[Dataset items]
++++++++++++++++++++

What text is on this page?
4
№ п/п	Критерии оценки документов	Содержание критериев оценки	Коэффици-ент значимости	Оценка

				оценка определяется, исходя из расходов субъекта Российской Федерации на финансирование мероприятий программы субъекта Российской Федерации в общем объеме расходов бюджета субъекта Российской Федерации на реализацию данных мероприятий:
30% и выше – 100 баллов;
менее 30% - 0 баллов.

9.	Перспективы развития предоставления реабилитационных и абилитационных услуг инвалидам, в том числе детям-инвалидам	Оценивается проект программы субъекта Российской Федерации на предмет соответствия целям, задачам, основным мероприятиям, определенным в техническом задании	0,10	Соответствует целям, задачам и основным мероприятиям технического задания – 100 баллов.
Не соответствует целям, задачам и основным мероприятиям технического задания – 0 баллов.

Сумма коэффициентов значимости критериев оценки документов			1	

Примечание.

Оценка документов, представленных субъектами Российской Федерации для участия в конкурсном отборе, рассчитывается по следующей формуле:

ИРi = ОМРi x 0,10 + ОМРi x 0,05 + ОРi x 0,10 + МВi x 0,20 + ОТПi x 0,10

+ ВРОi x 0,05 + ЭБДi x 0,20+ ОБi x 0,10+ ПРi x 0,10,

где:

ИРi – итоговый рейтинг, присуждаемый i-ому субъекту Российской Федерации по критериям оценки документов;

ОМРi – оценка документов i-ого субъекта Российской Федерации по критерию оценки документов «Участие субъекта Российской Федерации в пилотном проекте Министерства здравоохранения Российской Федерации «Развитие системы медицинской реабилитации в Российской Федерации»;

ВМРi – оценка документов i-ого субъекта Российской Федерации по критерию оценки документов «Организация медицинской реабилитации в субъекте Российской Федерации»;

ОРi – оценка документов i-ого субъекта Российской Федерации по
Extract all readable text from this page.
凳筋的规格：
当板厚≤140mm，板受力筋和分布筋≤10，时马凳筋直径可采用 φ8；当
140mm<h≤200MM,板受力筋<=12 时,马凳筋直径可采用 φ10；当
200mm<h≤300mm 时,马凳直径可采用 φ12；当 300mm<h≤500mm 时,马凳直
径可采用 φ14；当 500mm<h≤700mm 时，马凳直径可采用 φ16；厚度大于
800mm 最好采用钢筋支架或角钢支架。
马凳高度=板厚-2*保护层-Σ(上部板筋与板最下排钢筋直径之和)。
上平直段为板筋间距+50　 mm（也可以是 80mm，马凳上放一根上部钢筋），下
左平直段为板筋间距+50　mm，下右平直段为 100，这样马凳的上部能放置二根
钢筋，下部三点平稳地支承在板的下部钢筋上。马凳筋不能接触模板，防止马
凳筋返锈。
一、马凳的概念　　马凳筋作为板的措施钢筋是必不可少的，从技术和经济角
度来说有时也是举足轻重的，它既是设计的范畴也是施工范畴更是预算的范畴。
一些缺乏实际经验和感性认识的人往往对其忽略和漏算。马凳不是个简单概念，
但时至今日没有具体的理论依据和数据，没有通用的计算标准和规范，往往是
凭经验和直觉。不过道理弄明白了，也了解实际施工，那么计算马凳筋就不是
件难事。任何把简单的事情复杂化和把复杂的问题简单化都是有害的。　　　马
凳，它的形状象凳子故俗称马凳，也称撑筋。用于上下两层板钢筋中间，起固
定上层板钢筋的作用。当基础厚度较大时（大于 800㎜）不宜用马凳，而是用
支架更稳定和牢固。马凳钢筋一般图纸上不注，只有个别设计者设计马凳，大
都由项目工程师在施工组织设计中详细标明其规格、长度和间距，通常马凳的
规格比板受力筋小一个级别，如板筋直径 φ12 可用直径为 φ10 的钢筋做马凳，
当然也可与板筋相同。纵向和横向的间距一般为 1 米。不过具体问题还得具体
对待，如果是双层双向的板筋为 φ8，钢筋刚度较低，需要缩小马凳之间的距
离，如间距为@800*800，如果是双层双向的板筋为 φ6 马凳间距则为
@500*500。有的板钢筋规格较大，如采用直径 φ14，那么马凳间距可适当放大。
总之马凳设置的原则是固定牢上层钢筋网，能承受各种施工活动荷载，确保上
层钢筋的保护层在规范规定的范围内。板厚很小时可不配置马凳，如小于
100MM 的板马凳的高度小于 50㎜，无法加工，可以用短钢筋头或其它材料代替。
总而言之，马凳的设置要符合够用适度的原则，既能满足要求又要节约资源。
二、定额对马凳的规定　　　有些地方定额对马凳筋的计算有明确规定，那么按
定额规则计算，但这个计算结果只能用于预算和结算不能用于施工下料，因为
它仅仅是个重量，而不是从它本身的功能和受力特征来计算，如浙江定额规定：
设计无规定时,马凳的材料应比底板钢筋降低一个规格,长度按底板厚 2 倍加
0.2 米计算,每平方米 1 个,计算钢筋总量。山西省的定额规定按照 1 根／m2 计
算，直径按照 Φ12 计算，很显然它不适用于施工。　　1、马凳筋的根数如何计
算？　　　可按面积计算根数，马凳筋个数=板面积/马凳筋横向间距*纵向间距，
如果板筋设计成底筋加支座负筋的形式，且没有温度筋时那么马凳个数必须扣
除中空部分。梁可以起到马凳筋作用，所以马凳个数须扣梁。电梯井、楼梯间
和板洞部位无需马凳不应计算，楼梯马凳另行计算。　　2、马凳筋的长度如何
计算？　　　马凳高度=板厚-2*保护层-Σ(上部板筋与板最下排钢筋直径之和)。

++++++++++++++++++++

Your task:
Reproduce the listing above verbatim, from first line to last.

Correct output:
What text is on this page?
4
№ п/п	Критерии оценки документов	Содержание критериев оценки	Коэффици-ент значимости	Оценка

				оценка определяется, исходя из расходов субъекта Российской Федерации на финансирование мероприятий программы субъекта Российской Федерации в общем объеме расходов бюджета субъекта Российской Федерации на реализацию данных мероприятий:
30% и выше – 100 баллов;
менее 30% - 0 баллов.

9.	Перспективы развития предоставления реабилитационных и абилитационных услуг инвалидам, в том числе детям-инвалидам	Оценивается проект программы субъекта Российской Федерации на предмет соответствия целям, задачам, основным мероприятиям, определенным в техническом задании	0,10	Соответствует целям, задачам и основным мероприятиям технического задания – 100 баллов.
Не соответствует целям, задачам и основным мероприятиям технического задания – 0 баллов.

Сумма коэффициентов значимости критериев оценки документов			1	

Примечание.

Оценка документов, представленных субъектами Российской Федерации для участия в конкурсном отборе, рассчитывается по следующей формуле:

ИРi = ОМРi x 0,10 + ОМРi x 0,05 + ОРi x 0,10 + МВi x 0,20 + ОТПi x 0,10

+ ВРОi x 0,05 + ЭБДi x 0,20+ ОБi x 0,10+ ПРi x 0,10,

где:

ИРi – итоговый рейтинг, присуждаемый i-ому субъекту Российской Федерации по критериям оценки документов;

ОМРi – оценка документов i-ого субъекта Российской Федерации по критерию оценки документов «Участие субъекта Российской Федерации в пилотном проекте Министерства здравоохранения Российской Федерации «Развитие системы медицинской реабилитации в Российской Федерации»;

ВМРi – оценка документов i-ого субъекта Российской Федерации по критерию оценки документов «Организация медицинской реабилитации в субъекте Российской Федерации»;

ОРi – оценка документов i-ого субъекта Российской Федерации по
Extract all readable text from this page.
凳筋的规格：
当板厚≤140mm，板受力筋和分布筋≤10，时马凳筋直径可采用 φ8；当
140mm<h≤200MM,板受力筋<=12 时,马凳筋直径可采用 φ10；当
200mm<h≤300mm 时,马凳直径可采用 φ12；当 300mm<h≤500mm 时,马凳直
径可采用 φ14；当 500mm<h≤700mm 时，马凳直径可采用 φ16；厚度大于
800mm 最好采用钢筋支架或角钢支架。
马凳高度=板厚-2*保护层-Σ(上部板筋与板最下排钢筋直径之和)。
上平直段为板筋间距+50　 mm（也可以是 80mm，马凳上放一根上部钢筋），下
左平直段为板筋间距+50　mm，下右平直段为 100，这样马凳的上部能放置二根
钢筋，下部三点平稳地支承在板的下部钢筋上。马凳筋不能接触模板，防止马
凳筋返锈。
一、马凳的概念　　马凳筋作为板的措施钢筋是必不可少的，从技术和经济角
度来说有时也是举足轻重的，它既是设计的范畴也是施工范畴更是预算的范畴。
一些缺乏实际经验和感性认识的人往往对其忽略和漏算。马凳不是个简单概念，
但时至今日没有具体的理论依据和数据，没有通用的计算标准和规范，往往是
凭经验和直觉。不过道理弄明白了，也了解实际施工，那么计算马凳筋就不是
件难事。任何把简单的事情复杂化和把复杂的问题简单化都是有害的。　　　马
凳，它的形状象凳子故俗称马凳，也称撑筋。用于上下两层板钢筋中间，起固
定上层板钢筋的作用。当基础厚度较大时（大于 800㎜）不宜用马凳，而是用
支架更稳定和牢固。马凳钢筋一般图纸上不注，只有个别设计者设计马凳，大
都由项目工程师在施工组织设计中详细标明其规格、长度和间距，通常马凳的
规格比板受力筋小一个级别，如板筋直径 φ12 可用直径为 φ10 的钢筋做马凳，
当然也可与板筋相同。纵向和横向的间距一般为 1 米。不过具体问题还得具体
对待，如果是双层双向的板筋为 φ8，钢筋刚度较低，需要缩小马凳之间的距
离，如间距为@800*800，如果是双层双向的板筋为 φ6 马凳间距则为
@500*500。有的板钢筋规格较大，如采用直径 φ14，那么马凳间距可适当放大。
总之马凳设置的原则是固定牢上层钢筋网，能承受各种施工活动荷载，确保上
层钢筋的保护层在规范规定的范围内。板厚很小时可不配置马凳，如小于
100MM 的板马凳的高度小于 50㎜，无法加工，可以用短钢筋头或其它材料代替。
总而言之，马凳的设置要符合够用适度的原则，既能满足要求又要节约资源。
二、定额对马凳的规定　　　有些地方定额对马凳筋的计算有明确规定，那么按
定额规则计算，但这个计算结果只能用于预算和结算不能用于施工下料，因为
它仅仅是个重量，而不是从它本身的功能和受力特征来计算，如浙江定额规定：
设计无规定时,马凳的材料应比底板钢筋降低一个规格,长度按底板厚 2 倍加
0.2 米计算,每平方米 1 个,计算钢筋总量。山西省的定额规定按照 1 根／m2 计
算，直径按照 Φ12 计算，很显然它不适用于施工。　　1、马凳筋的根数如何计
算？　　　可按面积计算根数，马凳筋个数=板面积/马凳筋横向间距*纵向间距，
如果板筋设计成底筋加支座负筋的形式，且没有温度筋时那么马凳个数必须扣
除中空部分。梁可以起到马凳筋作用，所以马凳个数须扣梁。电梯井、楼梯间
和板洞部位无需马凳不应计算，楼梯马凳另行计算。　　2、马凳筋的长度如何
计算？　　　马凳高度=板厚-2*保护层-Σ(上部板筋与板最下排钢筋直径之和)。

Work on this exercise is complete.